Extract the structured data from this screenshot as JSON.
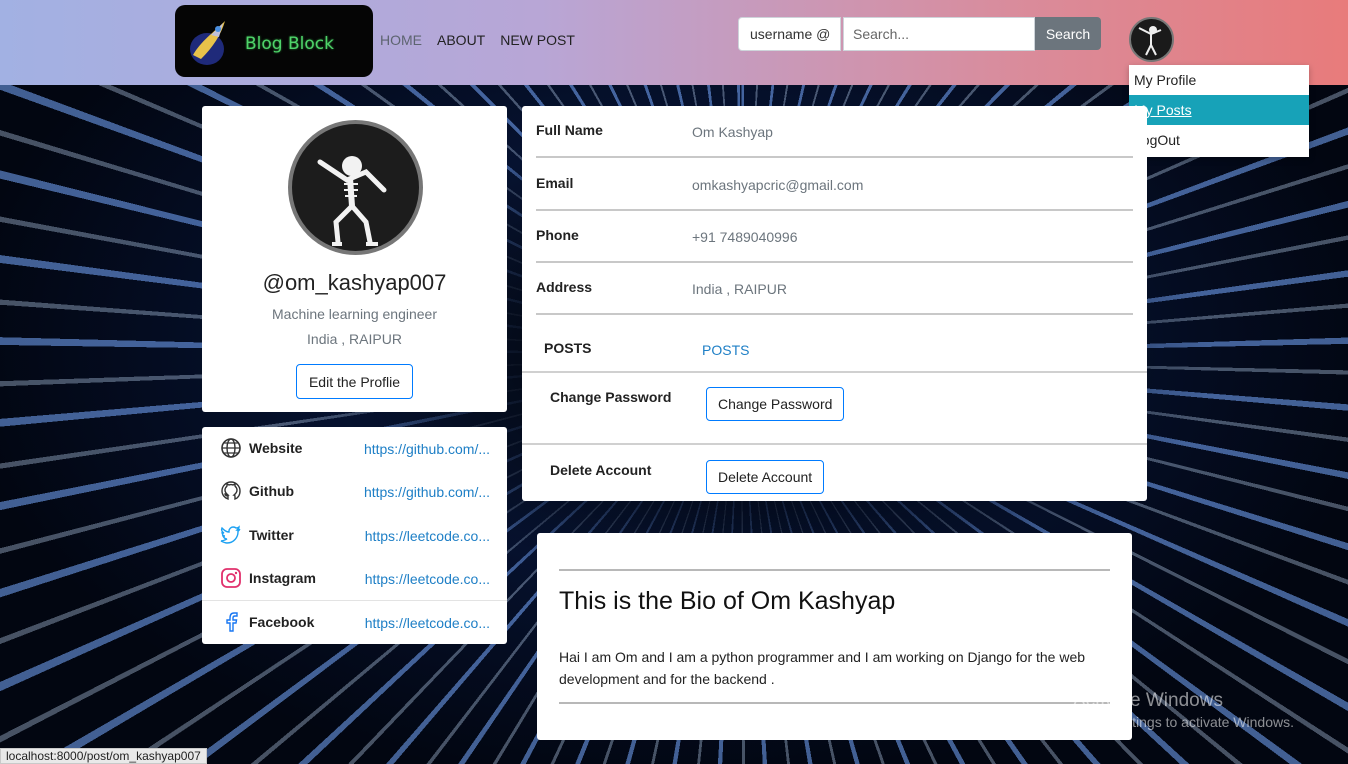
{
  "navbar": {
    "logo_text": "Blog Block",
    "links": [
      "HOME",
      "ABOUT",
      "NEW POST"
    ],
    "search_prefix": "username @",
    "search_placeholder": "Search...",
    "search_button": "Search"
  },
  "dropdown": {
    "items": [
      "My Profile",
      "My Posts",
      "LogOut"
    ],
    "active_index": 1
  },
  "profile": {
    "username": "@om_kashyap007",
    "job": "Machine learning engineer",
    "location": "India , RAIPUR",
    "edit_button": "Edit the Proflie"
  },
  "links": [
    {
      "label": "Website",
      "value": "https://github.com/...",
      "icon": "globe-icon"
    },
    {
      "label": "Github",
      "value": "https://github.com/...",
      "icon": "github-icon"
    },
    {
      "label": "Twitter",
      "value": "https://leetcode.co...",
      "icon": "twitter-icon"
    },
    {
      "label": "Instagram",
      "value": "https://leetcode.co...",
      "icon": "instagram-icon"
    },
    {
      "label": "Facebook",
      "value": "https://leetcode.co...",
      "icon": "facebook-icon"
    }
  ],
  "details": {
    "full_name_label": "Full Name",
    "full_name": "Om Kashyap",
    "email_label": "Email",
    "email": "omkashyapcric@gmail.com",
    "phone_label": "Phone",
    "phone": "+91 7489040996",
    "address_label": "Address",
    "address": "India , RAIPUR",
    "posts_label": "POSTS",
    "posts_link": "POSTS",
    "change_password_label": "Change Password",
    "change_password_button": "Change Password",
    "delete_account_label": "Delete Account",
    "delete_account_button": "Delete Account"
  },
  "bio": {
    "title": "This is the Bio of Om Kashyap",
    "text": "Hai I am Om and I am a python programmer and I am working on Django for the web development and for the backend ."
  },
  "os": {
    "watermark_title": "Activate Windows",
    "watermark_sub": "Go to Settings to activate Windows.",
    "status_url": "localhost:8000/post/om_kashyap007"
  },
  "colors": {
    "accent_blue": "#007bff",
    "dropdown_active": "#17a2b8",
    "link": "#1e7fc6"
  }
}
--
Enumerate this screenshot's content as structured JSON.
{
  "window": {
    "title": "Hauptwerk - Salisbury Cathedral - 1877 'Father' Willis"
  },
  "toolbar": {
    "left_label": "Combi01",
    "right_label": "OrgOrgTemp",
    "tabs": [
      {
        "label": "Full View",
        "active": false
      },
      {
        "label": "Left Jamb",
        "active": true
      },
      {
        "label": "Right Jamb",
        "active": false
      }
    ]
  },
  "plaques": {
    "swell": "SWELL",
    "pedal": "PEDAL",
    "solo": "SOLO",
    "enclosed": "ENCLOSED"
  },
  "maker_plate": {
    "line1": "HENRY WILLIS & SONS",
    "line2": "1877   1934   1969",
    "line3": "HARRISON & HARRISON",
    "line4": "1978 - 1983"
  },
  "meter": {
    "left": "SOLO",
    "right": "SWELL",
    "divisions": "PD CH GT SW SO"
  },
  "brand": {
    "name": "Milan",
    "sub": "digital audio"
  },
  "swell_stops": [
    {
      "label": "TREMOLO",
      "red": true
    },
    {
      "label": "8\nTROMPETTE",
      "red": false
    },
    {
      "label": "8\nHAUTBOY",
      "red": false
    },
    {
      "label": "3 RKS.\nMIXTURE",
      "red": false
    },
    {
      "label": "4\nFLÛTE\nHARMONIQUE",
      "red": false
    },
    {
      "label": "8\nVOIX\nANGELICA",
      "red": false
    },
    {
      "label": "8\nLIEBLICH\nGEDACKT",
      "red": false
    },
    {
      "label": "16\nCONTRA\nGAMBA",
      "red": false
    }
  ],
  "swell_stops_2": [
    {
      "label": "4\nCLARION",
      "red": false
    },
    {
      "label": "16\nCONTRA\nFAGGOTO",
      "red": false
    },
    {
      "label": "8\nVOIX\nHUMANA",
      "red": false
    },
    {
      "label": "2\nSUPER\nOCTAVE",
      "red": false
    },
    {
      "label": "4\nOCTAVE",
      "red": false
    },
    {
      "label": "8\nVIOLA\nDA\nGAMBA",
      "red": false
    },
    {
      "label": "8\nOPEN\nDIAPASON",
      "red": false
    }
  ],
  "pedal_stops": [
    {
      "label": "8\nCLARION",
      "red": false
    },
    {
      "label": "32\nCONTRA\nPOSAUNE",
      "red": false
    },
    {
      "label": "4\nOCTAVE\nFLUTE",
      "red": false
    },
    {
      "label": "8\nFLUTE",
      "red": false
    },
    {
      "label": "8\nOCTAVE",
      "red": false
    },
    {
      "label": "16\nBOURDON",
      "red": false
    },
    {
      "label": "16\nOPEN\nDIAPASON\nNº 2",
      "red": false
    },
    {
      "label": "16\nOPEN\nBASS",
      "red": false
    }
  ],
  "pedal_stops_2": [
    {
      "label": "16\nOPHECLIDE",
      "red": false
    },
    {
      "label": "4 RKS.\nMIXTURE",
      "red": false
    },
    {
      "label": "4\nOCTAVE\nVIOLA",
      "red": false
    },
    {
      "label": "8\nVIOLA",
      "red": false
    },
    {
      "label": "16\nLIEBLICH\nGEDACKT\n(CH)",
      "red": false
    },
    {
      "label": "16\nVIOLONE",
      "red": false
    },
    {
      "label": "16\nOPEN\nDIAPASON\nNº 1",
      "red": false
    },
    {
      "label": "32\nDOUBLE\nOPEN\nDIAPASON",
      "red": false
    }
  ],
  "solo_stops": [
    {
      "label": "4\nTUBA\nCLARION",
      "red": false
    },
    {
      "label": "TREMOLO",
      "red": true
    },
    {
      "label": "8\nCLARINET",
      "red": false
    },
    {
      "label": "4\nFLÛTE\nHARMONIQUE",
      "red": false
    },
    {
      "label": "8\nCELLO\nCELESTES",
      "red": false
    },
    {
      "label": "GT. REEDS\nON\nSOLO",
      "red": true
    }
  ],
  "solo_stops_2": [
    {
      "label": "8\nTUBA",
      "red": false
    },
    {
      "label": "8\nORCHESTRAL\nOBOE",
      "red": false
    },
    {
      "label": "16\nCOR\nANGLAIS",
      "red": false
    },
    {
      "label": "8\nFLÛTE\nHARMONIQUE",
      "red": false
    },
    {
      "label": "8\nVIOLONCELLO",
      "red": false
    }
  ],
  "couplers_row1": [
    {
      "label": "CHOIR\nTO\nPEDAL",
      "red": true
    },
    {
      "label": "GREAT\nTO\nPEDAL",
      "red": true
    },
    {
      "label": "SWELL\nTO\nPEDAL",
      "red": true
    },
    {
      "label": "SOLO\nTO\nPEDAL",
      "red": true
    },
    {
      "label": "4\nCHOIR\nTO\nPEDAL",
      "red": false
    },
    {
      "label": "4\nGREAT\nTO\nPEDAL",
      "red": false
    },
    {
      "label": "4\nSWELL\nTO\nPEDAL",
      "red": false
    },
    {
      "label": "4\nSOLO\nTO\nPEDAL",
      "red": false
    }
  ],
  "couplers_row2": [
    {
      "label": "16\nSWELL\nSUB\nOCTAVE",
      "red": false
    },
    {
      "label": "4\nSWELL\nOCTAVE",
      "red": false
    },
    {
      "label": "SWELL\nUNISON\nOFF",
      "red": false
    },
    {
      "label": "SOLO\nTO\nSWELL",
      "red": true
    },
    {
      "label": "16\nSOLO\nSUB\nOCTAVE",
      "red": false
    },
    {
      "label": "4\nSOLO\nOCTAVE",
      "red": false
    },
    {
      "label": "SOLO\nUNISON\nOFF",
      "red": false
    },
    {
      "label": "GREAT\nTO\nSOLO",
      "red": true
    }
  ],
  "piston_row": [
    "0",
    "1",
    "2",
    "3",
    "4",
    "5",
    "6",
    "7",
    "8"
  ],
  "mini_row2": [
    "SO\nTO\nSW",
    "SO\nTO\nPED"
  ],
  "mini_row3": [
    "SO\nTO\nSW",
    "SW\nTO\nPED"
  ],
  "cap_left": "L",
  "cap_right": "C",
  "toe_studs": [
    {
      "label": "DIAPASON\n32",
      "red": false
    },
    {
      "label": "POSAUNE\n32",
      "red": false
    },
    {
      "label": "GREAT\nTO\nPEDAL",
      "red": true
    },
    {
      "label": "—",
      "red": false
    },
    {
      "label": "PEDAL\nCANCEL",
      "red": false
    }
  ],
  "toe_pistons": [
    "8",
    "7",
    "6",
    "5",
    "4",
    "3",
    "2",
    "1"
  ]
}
...
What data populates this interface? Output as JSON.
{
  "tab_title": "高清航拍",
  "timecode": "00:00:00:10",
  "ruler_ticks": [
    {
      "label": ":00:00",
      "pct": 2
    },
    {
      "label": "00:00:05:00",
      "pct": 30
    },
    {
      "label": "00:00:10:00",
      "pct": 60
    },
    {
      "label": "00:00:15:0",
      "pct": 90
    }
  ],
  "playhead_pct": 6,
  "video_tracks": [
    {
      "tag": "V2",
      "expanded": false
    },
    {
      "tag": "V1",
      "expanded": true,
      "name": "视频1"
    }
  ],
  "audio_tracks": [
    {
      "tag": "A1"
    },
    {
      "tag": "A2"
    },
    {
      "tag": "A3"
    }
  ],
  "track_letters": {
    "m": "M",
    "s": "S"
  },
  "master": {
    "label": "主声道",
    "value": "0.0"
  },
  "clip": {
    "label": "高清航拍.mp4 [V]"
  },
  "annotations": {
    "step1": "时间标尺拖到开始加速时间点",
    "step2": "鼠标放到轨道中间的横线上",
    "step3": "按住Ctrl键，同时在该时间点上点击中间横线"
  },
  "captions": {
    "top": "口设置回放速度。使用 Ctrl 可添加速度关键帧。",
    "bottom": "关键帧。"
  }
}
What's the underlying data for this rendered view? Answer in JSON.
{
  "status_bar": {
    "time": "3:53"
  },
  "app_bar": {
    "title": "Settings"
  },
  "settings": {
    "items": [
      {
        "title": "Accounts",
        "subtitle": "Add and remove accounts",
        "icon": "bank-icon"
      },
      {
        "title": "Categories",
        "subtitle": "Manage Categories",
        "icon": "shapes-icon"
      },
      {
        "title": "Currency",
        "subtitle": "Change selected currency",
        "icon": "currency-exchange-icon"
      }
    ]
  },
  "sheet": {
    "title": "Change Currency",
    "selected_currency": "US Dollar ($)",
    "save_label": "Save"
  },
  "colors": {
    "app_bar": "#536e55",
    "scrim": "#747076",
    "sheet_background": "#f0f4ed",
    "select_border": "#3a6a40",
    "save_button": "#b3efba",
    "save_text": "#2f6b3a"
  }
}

Given exercise: Examine the records and pull out every line where the string "screenshot" occurs.

Exercise solution:
Extract the structured data from this screenshot as JSON.
Enumerate this screenshot's content as structured JSON.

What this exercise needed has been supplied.